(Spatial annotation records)
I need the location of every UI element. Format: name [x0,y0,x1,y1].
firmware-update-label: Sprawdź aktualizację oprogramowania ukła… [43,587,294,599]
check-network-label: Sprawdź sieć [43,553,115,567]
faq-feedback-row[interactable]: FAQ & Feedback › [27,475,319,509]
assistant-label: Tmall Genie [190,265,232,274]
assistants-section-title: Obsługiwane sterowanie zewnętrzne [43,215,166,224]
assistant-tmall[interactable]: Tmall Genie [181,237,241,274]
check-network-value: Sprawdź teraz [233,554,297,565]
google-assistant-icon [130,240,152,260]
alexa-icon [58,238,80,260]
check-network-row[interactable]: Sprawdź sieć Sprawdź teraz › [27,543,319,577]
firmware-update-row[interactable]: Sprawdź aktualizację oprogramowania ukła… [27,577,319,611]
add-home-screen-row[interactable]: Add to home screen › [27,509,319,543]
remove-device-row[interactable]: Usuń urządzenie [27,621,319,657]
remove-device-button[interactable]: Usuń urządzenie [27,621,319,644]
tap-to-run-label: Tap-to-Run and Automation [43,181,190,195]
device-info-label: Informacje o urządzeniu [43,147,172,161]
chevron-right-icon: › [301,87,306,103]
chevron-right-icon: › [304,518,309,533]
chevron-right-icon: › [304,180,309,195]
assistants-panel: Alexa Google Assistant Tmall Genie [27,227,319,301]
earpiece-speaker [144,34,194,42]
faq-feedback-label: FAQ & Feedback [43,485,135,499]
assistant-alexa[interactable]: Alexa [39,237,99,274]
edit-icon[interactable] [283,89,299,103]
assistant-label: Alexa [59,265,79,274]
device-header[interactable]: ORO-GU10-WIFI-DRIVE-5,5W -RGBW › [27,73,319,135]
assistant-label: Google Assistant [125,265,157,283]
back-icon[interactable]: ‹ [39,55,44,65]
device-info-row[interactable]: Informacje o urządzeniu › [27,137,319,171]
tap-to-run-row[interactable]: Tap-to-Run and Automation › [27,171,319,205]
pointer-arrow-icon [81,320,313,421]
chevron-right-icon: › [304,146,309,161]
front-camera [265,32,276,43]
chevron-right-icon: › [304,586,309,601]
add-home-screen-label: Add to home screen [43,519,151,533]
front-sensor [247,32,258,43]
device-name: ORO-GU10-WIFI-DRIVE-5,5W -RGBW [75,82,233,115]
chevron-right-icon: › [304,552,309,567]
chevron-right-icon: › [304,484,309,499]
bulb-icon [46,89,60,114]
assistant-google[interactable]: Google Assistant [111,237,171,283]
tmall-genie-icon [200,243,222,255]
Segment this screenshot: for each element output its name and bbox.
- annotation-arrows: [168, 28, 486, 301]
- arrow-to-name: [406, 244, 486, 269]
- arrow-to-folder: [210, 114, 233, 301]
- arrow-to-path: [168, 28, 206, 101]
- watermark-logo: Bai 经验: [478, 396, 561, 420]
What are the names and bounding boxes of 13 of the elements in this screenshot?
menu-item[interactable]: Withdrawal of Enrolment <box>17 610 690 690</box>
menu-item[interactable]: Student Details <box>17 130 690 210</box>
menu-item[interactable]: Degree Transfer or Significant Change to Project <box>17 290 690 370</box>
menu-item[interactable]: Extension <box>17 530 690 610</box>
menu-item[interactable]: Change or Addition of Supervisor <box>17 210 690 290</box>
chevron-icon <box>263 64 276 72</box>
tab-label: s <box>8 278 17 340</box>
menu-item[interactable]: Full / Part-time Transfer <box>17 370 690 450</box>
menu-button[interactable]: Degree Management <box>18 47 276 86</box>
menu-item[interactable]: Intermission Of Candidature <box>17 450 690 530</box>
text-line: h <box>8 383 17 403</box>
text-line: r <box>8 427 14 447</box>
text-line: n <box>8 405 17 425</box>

◆ Aim: Rewrite everything from the start of the records down to the line containing "remove-device-button[interactable]: Usuń urządzenie" as a numbered list, skipping any blank lines.

◆ Full answer:
1. I need the location of every UI element. Format: name [x0,y0,x1,y1].
2. firmware-update-label: Sprawdź aktualizację oprogramowania ukła… [43,587,294,599]
3. check-network-label: Sprawdź sieć [43,553,115,567]
4. faq-feedback-row[interactable]: FAQ & Feedback › [27,475,319,509]
5. assistant-label: Tmall Genie [190,265,232,274]
6. assistants-section-title: Obsługiwane sterowanie zewnętrzne [43,215,166,224]
7. assistant-tmall[interactable]: Tmall Genie [181,237,241,274]
8. check-network-value: Sprawdź teraz [233,554,297,565]
9. google-assistant-icon [130,240,152,260]
10. alexa-icon [58,238,80,260]
11. check-network-row[interactable]: Sprawdź sieć Sprawdź teraz › [27,543,319,577]
12. firmware-update-row[interactable]: Sprawdź aktualizację oprogramowania ukła… [27,577,319,611]
13. add-home-screen-row[interactable]: Add to home screen › [27,509,319,543]
14. remove-device-row[interactable]: Usuń urządzenie [27,621,319,657]
15. remove-device-button[interactable]: Usuń urządzenie [27,621,319,644]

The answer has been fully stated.